Task prompt: Will you output all of the data below exactly, omitting the images?

Dataset records:
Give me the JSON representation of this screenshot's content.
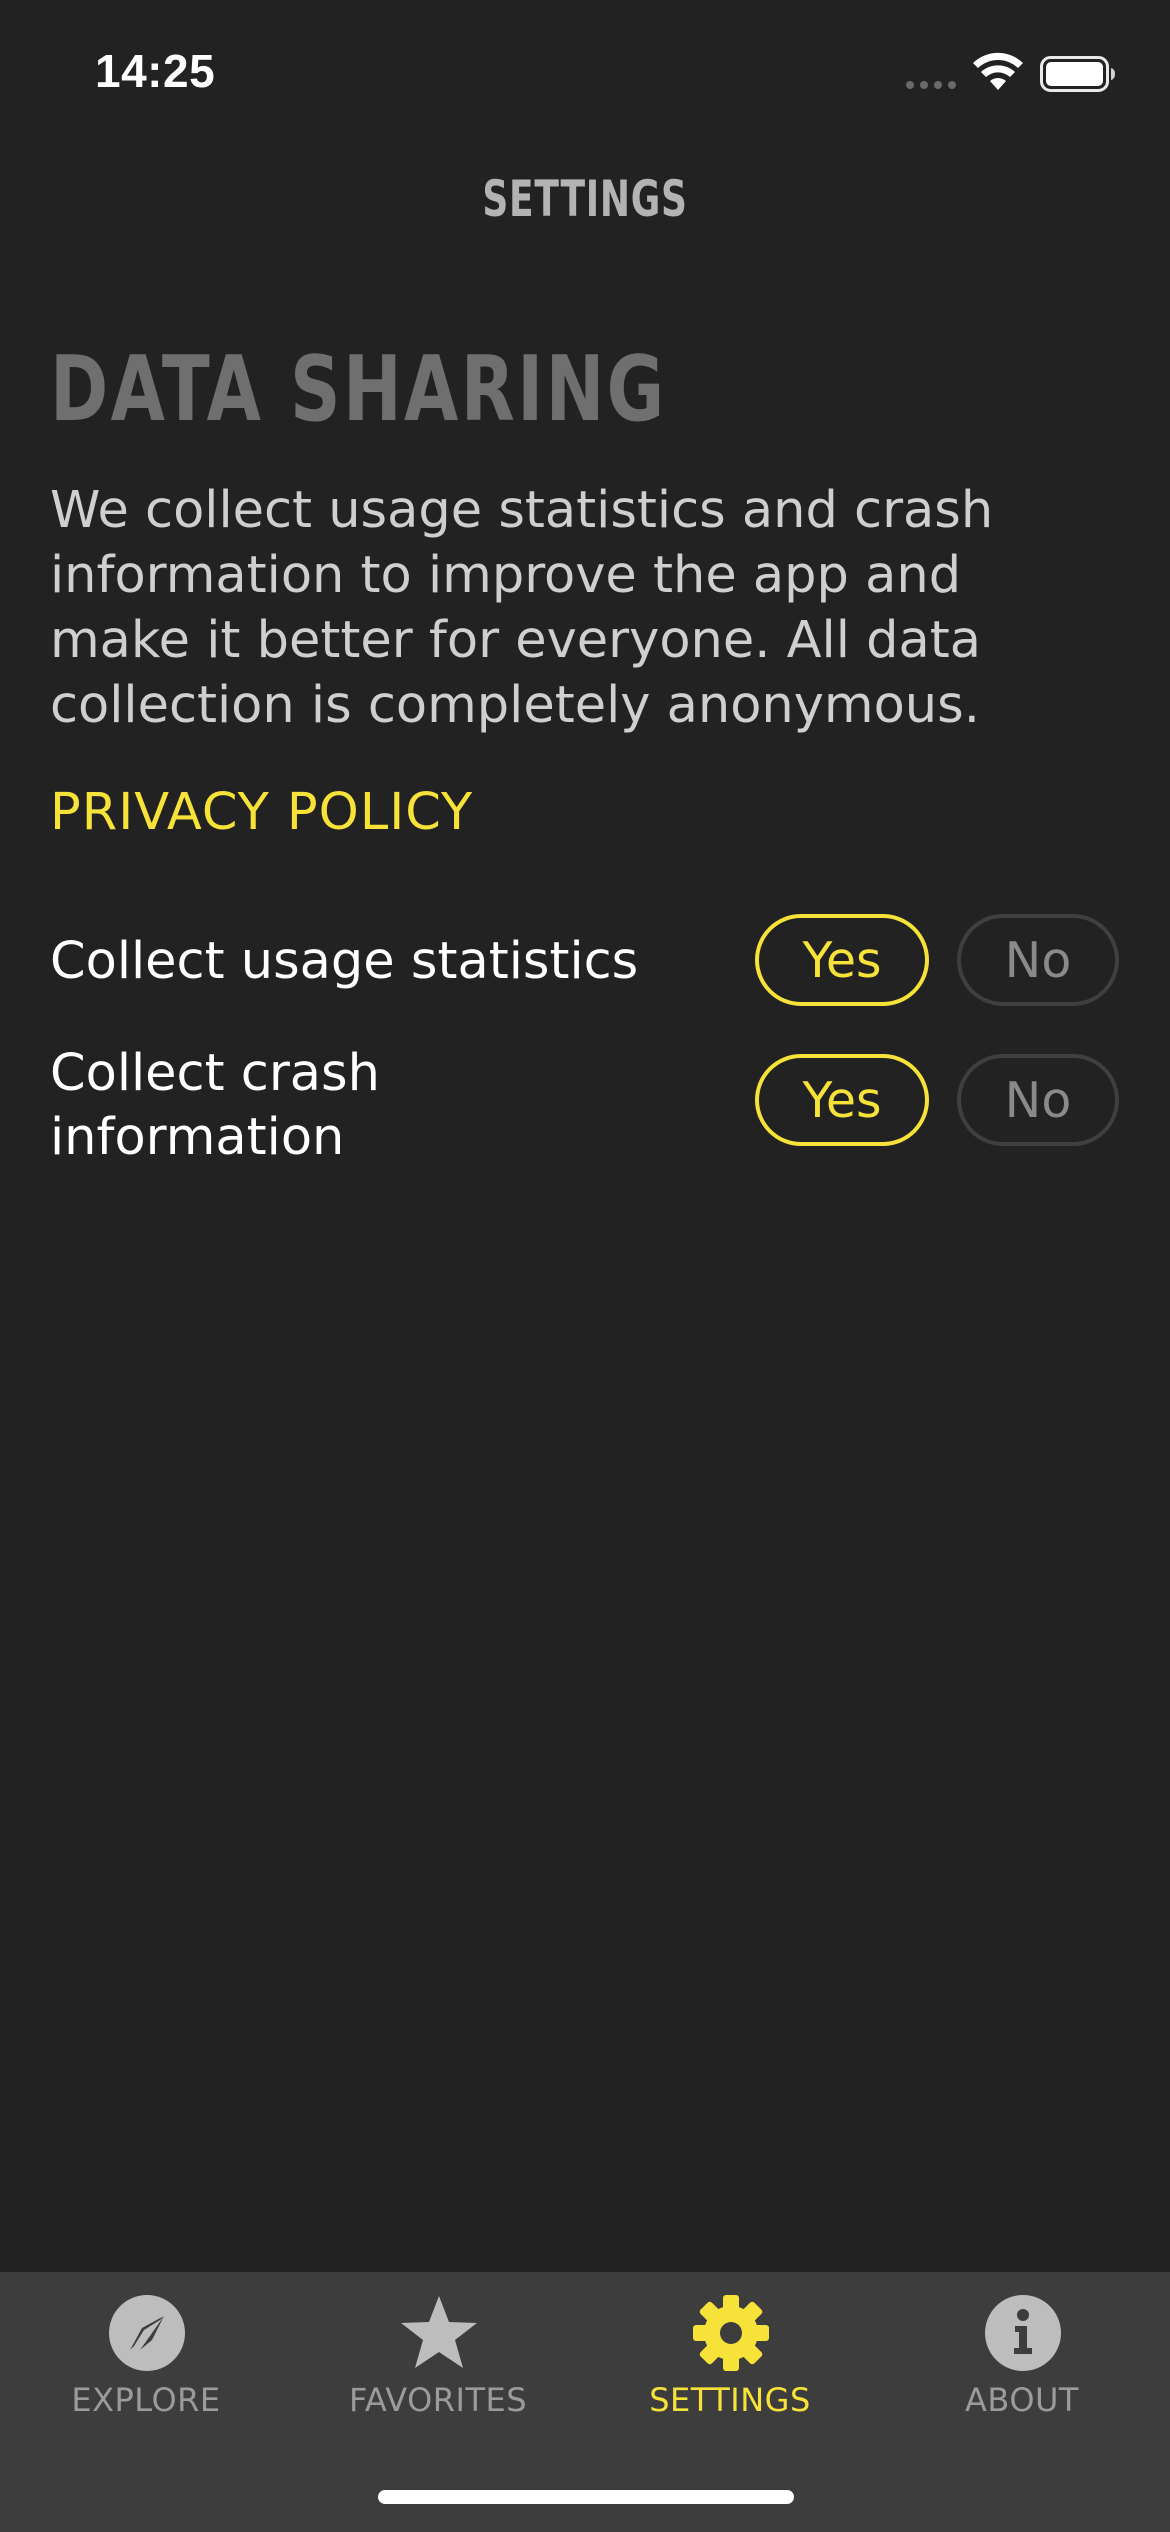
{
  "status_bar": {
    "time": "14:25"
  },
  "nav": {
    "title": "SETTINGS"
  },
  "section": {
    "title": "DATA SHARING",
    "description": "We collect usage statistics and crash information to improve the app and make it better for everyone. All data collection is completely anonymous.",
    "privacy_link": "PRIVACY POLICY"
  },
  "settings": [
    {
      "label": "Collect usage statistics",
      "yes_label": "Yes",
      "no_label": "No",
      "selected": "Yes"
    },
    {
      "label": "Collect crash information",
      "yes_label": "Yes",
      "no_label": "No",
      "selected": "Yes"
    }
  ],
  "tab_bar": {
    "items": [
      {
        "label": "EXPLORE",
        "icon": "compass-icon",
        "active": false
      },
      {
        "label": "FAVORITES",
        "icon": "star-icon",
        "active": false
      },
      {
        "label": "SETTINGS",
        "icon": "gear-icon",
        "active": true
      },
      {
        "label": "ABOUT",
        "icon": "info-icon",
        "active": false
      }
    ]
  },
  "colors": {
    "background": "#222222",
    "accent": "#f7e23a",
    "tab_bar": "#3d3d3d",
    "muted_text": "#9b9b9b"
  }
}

In response:
Give me the JSON representation of this screenshot's content.
{
  "status_bar": {
    "time": "14:25"
  },
  "nav": {
    "title": "SETTINGS"
  },
  "section": {
    "title": "DATA SHARING",
    "description": "We collect usage statistics and crash information to improve the app and make it better for everyone. All data collection is completely anonymous.",
    "privacy_link": "PRIVACY POLICY"
  },
  "settings": [
    {
      "label": "Collect usage statistics",
      "yes_label": "Yes",
      "no_label": "No",
      "selected": "Yes"
    },
    {
      "label": "Collect crash information",
      "yes_label": "Yes",
      "no_label": "No",
      "selected": "Yes"
    }
  ],
  "tab_bar": {
    "items": [
      {
        "label": "EXPLORE",
        "icon": "compass-icon",
        "active": false
      },
      {
        "label": "FAVORITES",
        "icon": "star-icon",
        "active": false
      },
      {
        "label": "SETTINGS",
        "icon": "gear-icon",
        "active": true
      },
      {
        "label": "ABOUT",
        "icon": "info-icon",
        "active": false
      }
    ]
  },
  "colors": {
    "background": "#222222",
    "accent": "#f7e23a",
    "tab_bar": "#3d3d3d",
    "muted_text": "#9b9b9b"
  }
}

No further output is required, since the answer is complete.